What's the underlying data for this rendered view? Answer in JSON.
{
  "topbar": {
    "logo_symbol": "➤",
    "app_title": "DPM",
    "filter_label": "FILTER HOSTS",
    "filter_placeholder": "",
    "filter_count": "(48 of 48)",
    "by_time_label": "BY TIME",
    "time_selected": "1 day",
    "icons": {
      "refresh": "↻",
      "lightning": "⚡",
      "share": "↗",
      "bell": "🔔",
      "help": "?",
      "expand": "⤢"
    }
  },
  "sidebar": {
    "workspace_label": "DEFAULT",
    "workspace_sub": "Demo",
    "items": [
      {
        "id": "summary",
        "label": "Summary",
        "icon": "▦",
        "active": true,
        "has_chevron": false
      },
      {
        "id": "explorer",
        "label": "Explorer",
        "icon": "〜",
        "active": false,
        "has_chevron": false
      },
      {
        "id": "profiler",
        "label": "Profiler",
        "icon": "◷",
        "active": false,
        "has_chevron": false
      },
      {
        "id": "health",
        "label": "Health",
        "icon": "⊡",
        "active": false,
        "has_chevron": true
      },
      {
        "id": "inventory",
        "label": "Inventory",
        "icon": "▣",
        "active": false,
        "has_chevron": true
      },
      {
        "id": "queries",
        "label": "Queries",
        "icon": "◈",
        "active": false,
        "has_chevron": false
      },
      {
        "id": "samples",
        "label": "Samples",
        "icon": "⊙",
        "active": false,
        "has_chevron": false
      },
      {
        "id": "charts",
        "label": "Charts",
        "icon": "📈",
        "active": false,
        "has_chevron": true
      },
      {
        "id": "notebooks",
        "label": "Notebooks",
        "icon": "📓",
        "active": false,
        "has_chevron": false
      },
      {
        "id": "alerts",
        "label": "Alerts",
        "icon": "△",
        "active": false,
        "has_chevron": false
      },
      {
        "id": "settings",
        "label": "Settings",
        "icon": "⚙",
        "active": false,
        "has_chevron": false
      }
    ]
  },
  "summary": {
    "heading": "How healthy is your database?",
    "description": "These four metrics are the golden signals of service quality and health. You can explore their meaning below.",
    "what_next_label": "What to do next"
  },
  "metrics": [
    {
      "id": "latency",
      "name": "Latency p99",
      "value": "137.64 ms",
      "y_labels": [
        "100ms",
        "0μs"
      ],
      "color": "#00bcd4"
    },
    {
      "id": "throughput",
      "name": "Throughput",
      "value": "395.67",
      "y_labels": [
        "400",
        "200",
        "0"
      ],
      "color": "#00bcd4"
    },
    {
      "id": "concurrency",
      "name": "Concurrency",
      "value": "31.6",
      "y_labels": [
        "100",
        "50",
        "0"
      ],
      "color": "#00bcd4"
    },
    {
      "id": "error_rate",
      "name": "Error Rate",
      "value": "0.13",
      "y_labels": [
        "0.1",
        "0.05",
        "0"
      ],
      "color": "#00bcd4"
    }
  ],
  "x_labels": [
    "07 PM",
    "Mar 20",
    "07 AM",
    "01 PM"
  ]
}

- _Task goal_
Transcribe the material exactly as it reads.

- _Answer to this task_
What's the underlying data for this rendered view? Answer in JSON.
{
  "topbar": {
    "logo_symbol": "➤",
    "app_title": "DPM",
    "filter_label": "FILTER HOSTS",
    "filter_placeholder": "",
    "filter_count": "(48 of 48)",
    "by_time_label": "BY TIME",
    "time_selected": "1 day",
    "icons": {
      "refresh": "↻",
      "lightning": "⚡",
      "share": "↗",
      "bell": "🔔",
      "help": "?",
      "expand": "⤢"
    }
  },
  "sidebar": {
    "workspace_label": "DEFAULT",
    "workspace_sub": "Demo",
    "items": [
      {
        "id": "summary",
        "label": "Summary",
        "icon": "▦",
        "active": true,
        "has_chevron": false
      },
      {
        "id": "explorer",
        "label": "Explorer",
        "icon": "〜",
        "active": false,
        "has_chevron": false
      },
      {
        "id": "profiler",
        "label": "Profiler",
        "icon": "◷",
        "active": false,
        "has_chevron": false
      },
      {
        "id": "health",
        "label": "Health",
        "icon": "⊡",
        "active": false,
        "has_chevron": true
      },
      {
        "id": "inventory",
        "label": "Inventory",
        "icon": "▣",
        "active": false,
        "has_chevron": true
      },
      {
        "id": "queries",
        "label": "Queries",
        "icon": "◈",
        "active": false,
        "has_chevron": false
      },
      {
        "id": "samples",
        "label": "Samples",
        "icon": "⊙",
        "active": false,
        "has_chevron": false
      },
      {
        "id": "charts",
        "label": "Charts",
        "icon": "📈",
        "active": false,
        "has_chevron": true
      },
      {
        "id": "notebooks",
        "label": "Notebooks",
        "icon": "📓",
        "active": false,
        "has_chevron": false
      },
      {
        "id": "alerts",
        "label": "Alerts",
        "icon": "△",
        "active": false,
        "has_chevron": false
      },
      {
        "id": "settings",
        "label": "Settings",
        "icon": "⚙",
        "active": false,
        "has_chevron": false
      }
    ]
  },
  "summary": {
    "heading": "How healthy is your database?",
    "description": "These four metrics are the golden signals of service quality and health. You can explore their meaning below.",
    "what_next_label": "What to do next"
  },
  "metrics": [
    {
      "id": "latency",
      "name": "Latency p99",
      "value": "137.64 ms",
      "y_labels": [
        "100ms",
        "0μs"
      ],
      "color": "#00bcd4"
    },
    {
      "id": "throughput",
      "name": "Throughput",
      "value": "395.67",
      "y_labels": [
        "400",
        "200",
        "0"
      ],
      "color": "#00bcd4"
    },
    {
      "id": "concurrency",
      "name": "Concurrency",
      "value": "31.6",
      "y_labels": [
        "100",
        "50",
        "0"
      ],
      "color": "#00bcd4"
    },
    {
      "id": "error_rate",
      "name": "Error Rate",
      "value": "0.13",
      "y_labels": [
        "0.1",
        "0.05",
        "0"
      ],
      "color": "#00bcd4"
    }
  ],
  "x_labels": [
    "07 PM",
    "Mar 20",
    "07 AM",
    "01 PM"
  ]
}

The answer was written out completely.